Only lines with the word "premium" are needed; collect each of them from the listing below.
^^^^^^^^
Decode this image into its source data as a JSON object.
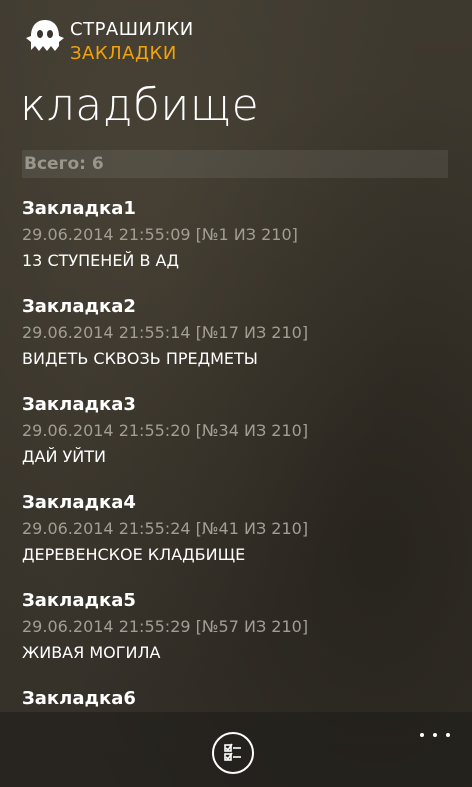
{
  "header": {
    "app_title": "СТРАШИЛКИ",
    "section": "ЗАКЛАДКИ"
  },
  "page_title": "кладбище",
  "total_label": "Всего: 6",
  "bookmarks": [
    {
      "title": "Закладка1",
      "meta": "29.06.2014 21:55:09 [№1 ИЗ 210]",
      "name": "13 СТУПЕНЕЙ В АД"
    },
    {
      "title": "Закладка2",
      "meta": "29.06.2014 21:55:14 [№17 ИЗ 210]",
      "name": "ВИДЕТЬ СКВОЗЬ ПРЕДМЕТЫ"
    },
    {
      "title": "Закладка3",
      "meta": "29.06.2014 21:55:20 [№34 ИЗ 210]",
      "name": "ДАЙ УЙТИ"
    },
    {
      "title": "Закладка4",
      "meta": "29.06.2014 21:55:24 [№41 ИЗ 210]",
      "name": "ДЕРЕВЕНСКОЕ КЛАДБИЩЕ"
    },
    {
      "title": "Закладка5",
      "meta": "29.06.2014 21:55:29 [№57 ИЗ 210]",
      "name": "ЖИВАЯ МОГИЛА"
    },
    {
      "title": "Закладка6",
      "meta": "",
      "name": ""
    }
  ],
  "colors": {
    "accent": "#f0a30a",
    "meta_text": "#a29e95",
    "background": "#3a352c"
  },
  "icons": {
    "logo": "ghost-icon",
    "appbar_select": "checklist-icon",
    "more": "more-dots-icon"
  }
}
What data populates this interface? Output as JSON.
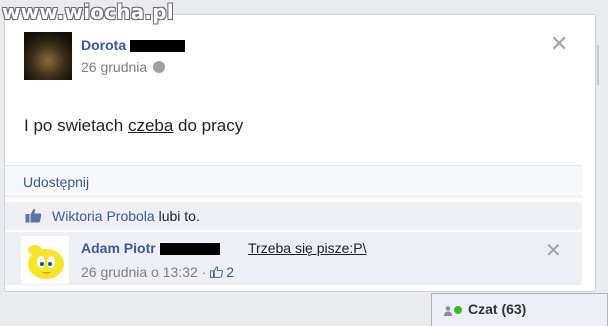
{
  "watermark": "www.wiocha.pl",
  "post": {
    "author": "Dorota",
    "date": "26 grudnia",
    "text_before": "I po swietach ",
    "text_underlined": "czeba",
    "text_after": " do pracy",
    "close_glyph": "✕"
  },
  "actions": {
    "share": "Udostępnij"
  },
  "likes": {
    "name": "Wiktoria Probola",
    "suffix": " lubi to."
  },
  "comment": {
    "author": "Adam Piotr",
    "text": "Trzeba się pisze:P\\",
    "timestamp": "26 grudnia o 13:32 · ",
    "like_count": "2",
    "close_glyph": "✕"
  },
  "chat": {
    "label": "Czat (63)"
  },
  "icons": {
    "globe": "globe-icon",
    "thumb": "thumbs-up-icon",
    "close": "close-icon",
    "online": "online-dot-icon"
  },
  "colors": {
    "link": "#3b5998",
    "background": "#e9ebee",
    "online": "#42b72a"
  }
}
^^^^^^^^
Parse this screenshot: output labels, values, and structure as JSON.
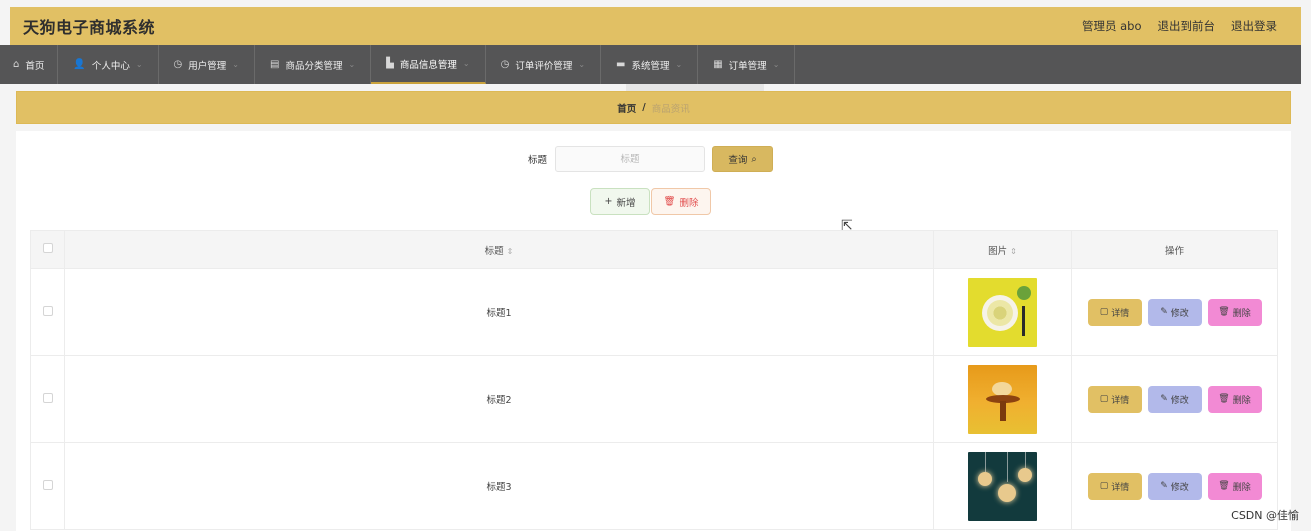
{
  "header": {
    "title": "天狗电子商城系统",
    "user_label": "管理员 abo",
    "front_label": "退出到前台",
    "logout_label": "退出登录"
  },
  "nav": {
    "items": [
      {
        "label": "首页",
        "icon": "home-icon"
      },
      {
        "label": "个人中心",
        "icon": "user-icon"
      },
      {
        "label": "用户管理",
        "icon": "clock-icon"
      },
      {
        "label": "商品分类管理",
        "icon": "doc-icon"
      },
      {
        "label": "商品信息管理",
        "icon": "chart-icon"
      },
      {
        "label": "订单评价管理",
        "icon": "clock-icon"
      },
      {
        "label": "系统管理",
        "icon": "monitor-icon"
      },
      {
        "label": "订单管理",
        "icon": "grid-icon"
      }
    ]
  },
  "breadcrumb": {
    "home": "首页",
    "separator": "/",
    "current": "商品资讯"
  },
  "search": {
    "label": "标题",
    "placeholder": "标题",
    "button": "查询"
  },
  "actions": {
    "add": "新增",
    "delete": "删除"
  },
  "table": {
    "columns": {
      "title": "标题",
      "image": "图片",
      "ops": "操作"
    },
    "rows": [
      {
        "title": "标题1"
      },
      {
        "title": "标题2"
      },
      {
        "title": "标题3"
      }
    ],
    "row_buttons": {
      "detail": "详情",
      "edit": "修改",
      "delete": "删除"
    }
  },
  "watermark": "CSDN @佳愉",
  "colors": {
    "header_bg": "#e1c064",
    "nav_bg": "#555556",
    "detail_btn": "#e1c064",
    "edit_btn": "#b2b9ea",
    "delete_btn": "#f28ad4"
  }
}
^^^^^^^^
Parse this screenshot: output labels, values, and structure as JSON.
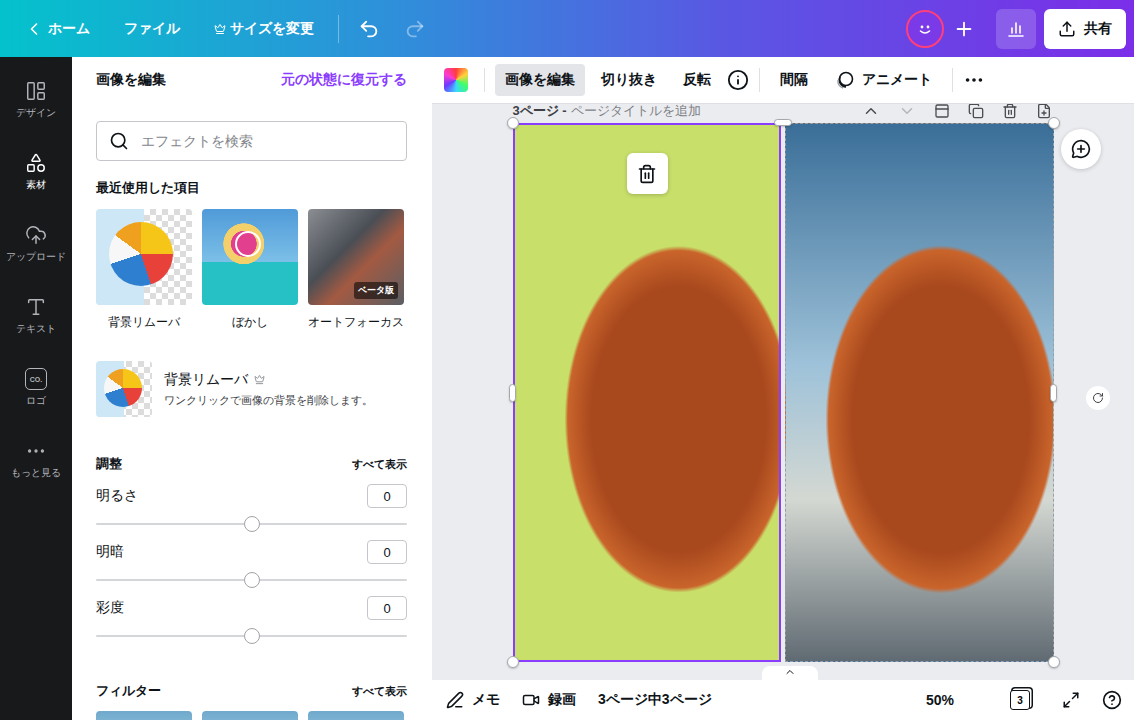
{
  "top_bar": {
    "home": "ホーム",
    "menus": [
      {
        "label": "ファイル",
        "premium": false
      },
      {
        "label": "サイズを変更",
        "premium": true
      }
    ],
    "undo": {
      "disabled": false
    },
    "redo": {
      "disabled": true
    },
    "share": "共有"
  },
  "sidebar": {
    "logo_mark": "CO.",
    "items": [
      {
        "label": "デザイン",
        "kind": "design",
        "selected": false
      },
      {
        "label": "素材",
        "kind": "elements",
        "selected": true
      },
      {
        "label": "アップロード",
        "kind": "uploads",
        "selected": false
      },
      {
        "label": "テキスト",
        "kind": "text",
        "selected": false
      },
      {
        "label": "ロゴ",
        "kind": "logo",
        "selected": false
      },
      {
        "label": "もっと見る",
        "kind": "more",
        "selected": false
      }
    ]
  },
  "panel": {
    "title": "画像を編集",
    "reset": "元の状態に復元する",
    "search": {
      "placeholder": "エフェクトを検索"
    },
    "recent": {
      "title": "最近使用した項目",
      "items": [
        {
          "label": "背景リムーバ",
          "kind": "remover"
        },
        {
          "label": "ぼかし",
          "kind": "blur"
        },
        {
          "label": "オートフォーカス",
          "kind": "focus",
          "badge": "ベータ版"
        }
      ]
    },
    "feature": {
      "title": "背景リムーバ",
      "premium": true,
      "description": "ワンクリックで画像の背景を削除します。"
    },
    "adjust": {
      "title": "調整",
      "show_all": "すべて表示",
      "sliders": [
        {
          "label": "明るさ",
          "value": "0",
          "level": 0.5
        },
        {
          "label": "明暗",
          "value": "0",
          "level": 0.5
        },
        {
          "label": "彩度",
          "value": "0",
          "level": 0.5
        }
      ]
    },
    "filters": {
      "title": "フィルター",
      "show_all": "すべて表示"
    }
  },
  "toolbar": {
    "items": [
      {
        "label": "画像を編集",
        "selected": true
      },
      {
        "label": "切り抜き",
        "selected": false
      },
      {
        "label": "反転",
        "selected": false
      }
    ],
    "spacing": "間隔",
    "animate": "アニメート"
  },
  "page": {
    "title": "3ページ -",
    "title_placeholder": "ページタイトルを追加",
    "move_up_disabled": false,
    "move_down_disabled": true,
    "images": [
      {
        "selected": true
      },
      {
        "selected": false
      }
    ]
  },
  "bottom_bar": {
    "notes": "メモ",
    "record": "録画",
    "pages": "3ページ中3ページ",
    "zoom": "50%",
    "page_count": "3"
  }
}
^^^^^^^^
● ANSWER FOR THIS EXERCISE:
        "premium": false
        "premium": true
      "premium": true,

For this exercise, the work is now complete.